## REQUEST
Find the lines below that contain the word "object" and count them. Only the number should be given.

## MATERIAL PROVIDED

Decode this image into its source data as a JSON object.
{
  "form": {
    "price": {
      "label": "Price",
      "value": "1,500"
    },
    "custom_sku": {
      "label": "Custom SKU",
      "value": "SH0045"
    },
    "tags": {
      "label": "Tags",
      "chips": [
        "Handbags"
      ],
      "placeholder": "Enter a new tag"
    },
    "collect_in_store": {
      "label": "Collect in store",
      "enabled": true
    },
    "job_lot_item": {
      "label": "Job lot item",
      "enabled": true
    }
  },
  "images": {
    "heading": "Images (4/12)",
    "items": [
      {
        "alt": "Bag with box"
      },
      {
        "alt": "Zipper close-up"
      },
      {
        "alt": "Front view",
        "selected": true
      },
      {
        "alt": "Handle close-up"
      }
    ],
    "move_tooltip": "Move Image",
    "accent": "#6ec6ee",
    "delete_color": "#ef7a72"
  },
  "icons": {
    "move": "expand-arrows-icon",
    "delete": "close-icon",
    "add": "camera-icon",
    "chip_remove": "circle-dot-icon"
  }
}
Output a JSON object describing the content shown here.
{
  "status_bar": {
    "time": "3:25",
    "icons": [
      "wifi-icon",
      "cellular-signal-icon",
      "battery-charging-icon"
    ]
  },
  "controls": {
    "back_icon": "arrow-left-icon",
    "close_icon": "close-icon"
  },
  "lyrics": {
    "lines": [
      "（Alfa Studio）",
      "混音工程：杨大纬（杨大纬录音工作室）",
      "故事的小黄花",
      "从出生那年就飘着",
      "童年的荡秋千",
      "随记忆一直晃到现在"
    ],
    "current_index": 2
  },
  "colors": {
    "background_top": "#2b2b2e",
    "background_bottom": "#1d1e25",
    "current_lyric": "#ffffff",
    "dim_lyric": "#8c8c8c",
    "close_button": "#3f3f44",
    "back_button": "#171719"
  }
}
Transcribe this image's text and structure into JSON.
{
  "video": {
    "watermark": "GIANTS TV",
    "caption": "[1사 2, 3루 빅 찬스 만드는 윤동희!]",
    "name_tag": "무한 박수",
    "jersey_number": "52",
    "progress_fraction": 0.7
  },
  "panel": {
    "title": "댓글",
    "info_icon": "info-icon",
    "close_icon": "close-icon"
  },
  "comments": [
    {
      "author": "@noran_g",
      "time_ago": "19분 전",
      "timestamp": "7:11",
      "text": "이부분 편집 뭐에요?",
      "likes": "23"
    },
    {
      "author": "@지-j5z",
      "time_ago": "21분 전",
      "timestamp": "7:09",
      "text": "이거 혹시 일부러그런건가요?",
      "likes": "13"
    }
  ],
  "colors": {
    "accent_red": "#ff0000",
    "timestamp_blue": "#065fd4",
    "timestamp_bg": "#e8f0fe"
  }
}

==

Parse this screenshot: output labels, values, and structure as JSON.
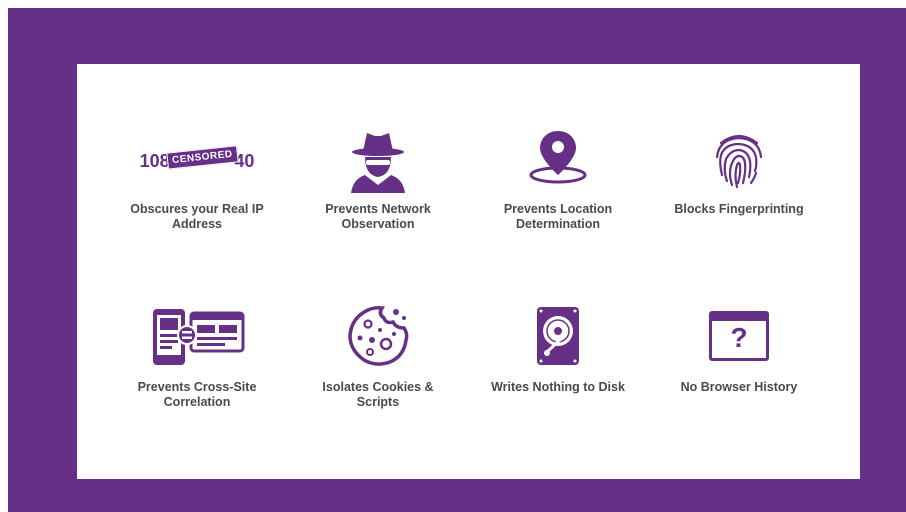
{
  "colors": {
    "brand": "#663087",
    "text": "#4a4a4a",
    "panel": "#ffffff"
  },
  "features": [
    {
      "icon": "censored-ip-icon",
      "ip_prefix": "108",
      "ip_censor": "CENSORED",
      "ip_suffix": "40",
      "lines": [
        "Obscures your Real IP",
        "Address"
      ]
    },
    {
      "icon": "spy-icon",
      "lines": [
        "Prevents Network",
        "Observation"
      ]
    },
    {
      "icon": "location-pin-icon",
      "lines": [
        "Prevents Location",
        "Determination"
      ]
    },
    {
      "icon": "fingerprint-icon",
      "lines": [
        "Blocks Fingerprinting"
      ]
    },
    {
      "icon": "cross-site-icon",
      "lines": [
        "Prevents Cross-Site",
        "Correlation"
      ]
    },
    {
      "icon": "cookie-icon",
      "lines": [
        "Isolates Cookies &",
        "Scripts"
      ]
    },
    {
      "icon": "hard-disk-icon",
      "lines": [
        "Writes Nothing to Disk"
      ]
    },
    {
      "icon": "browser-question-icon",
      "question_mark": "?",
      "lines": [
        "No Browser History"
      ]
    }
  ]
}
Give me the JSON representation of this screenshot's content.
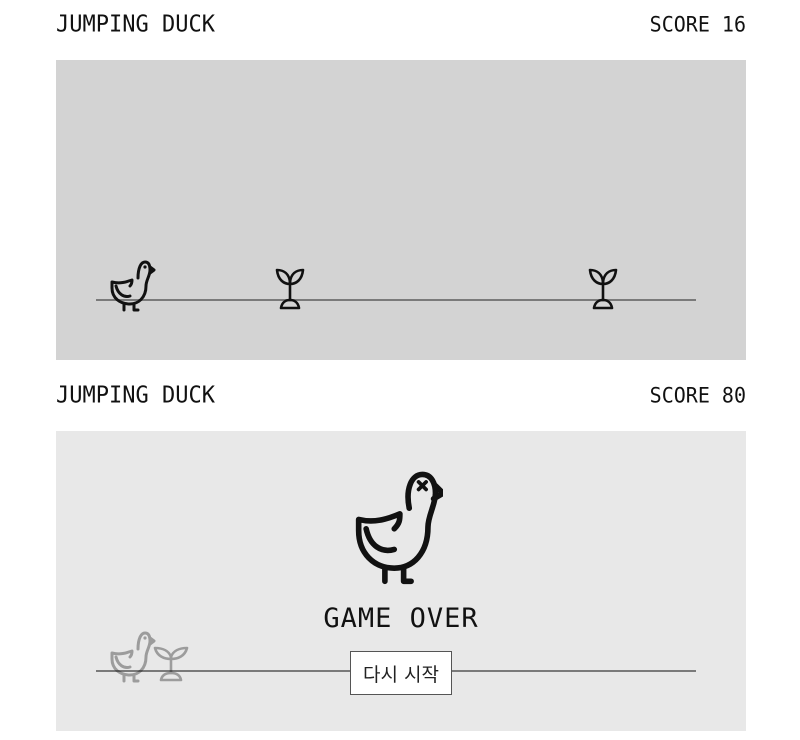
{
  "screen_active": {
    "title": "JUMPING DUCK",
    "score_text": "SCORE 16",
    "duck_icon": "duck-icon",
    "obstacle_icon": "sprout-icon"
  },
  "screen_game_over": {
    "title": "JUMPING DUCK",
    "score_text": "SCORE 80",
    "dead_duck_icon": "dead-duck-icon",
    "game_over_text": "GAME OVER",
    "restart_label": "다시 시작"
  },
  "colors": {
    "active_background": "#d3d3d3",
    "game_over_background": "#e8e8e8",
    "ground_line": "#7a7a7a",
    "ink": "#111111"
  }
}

## EXERCISE SOLUTION
2